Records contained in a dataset
________

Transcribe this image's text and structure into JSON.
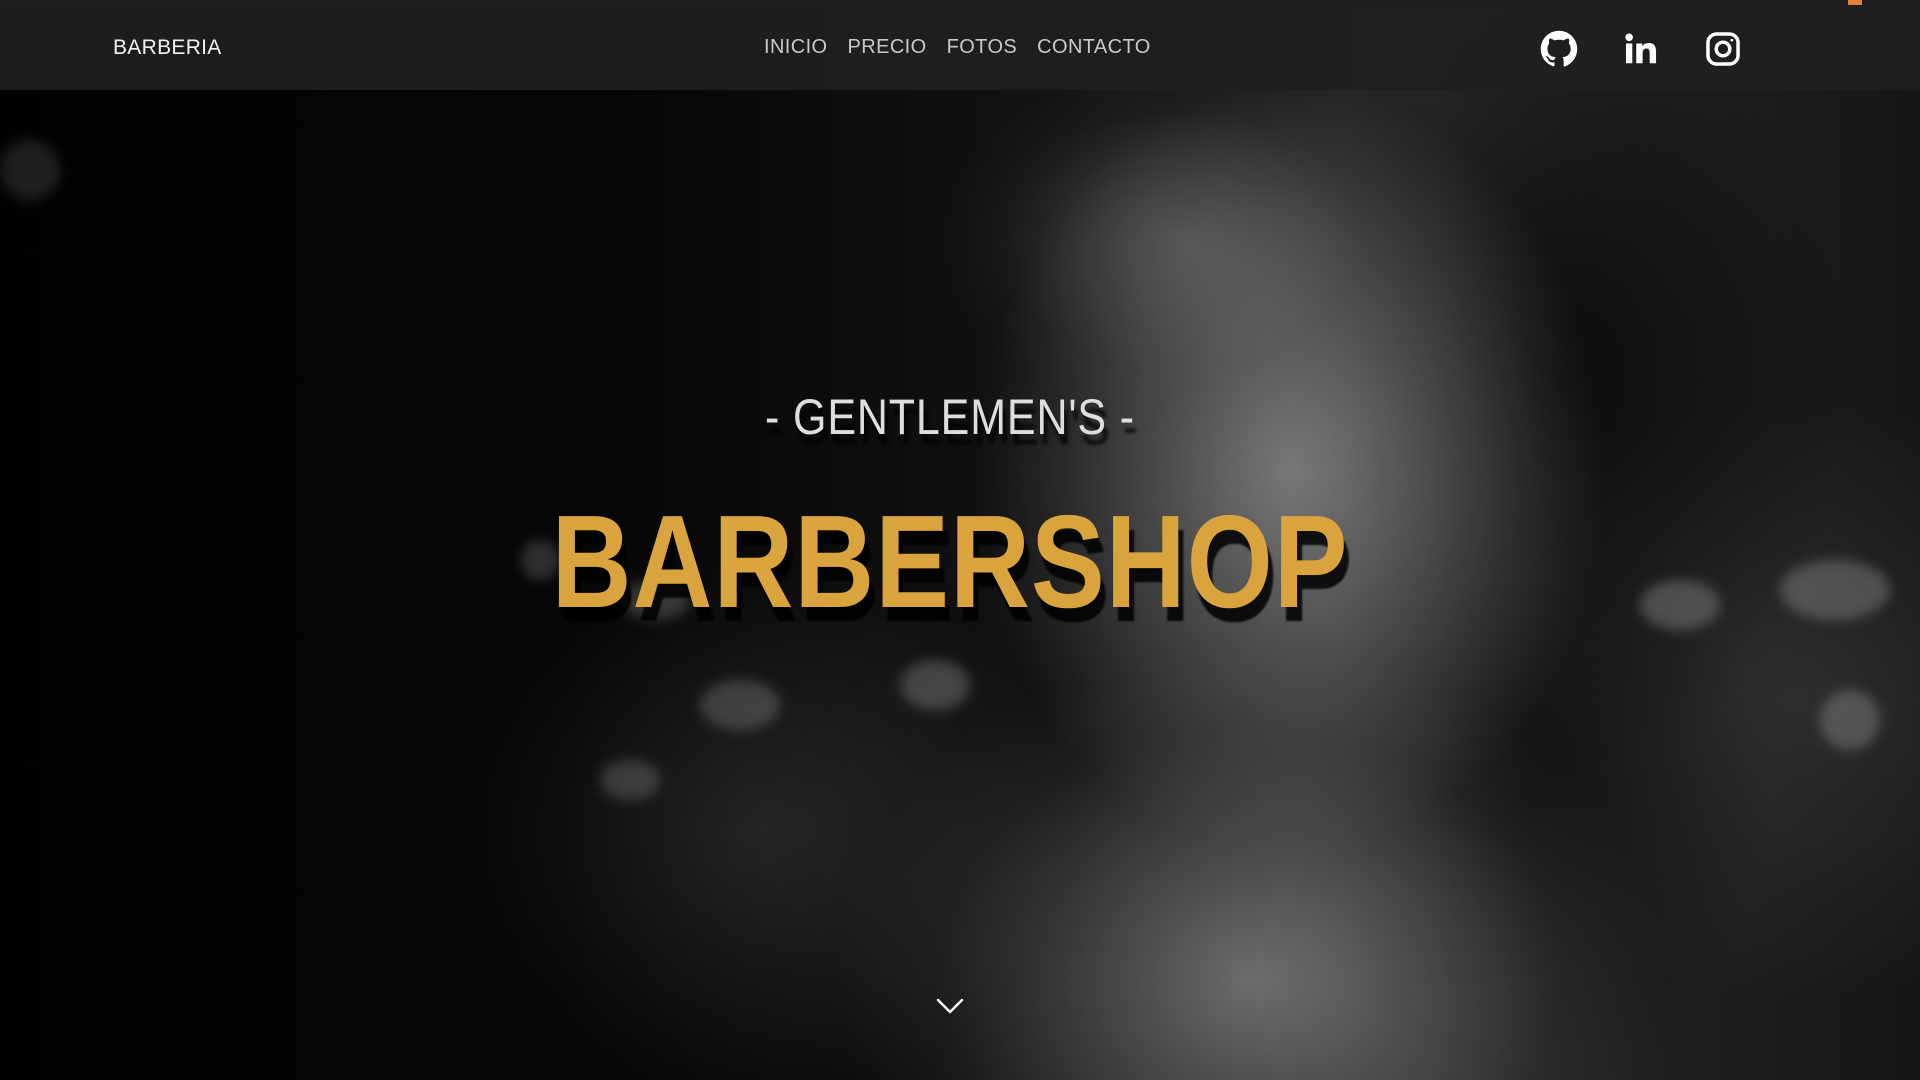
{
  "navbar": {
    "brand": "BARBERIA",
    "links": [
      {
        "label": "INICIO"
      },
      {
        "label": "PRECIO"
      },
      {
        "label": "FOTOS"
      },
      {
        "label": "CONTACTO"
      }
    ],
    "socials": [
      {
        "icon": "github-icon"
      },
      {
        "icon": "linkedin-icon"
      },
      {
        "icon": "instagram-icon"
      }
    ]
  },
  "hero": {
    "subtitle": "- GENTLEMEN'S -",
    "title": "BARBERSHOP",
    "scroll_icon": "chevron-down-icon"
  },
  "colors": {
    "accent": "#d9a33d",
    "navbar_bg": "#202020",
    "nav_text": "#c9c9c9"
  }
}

________

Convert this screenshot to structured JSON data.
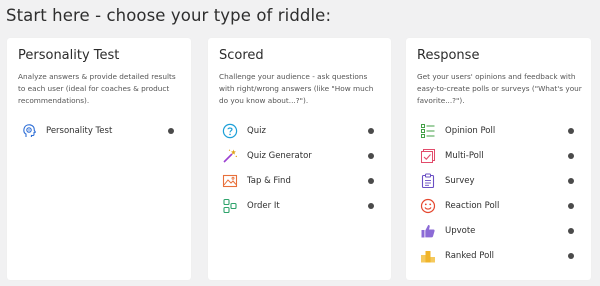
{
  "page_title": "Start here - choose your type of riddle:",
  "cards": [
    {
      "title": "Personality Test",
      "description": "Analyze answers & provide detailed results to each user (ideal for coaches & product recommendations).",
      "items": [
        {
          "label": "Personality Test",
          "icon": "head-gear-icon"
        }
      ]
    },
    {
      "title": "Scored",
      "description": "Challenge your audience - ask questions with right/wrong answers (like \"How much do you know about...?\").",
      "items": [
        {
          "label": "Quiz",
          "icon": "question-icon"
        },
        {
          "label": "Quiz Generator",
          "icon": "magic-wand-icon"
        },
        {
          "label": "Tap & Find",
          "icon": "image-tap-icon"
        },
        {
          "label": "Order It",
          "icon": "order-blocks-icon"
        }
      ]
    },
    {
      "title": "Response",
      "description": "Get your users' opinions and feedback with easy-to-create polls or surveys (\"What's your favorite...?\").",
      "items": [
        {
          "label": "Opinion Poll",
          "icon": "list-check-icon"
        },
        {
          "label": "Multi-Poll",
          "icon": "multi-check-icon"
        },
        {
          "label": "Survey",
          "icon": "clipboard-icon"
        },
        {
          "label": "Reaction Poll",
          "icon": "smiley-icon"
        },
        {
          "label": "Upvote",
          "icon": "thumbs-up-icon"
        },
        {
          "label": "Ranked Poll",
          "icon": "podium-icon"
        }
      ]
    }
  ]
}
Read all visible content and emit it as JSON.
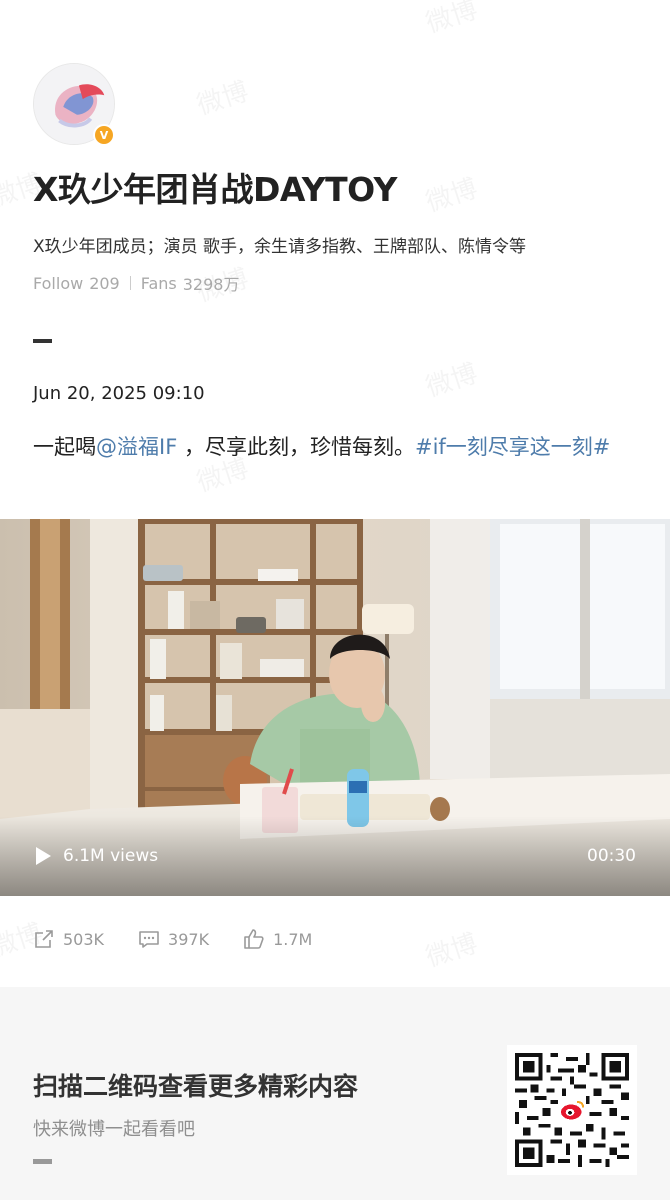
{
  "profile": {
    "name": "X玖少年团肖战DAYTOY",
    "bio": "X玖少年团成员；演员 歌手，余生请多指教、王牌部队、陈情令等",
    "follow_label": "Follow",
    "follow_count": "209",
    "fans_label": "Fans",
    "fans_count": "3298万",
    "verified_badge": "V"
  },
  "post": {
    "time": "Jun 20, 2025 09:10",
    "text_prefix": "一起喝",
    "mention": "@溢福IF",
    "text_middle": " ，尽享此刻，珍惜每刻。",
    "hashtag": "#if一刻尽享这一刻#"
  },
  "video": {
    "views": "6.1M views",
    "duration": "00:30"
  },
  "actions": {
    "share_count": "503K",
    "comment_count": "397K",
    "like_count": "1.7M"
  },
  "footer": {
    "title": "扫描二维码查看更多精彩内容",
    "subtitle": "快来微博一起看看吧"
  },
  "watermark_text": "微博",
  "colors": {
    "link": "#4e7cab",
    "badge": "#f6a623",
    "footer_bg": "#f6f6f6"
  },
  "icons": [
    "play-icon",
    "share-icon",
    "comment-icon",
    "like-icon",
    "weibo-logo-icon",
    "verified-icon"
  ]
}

________

• [The exercise]
Where a line above contains the string "description", copy that line.

• [Completed task]
      "description": "Analyze answers & provide detailed results to each user (ideal for coaches & product recommendations).",
      "description": "Challenge your audience - ask questions with right/wrong answers (like \"How much do you know about...?\").",
      "description": "Get your users' opinions and feedback with easy-to-create polls or surveys (\"What's your favorite...?\").",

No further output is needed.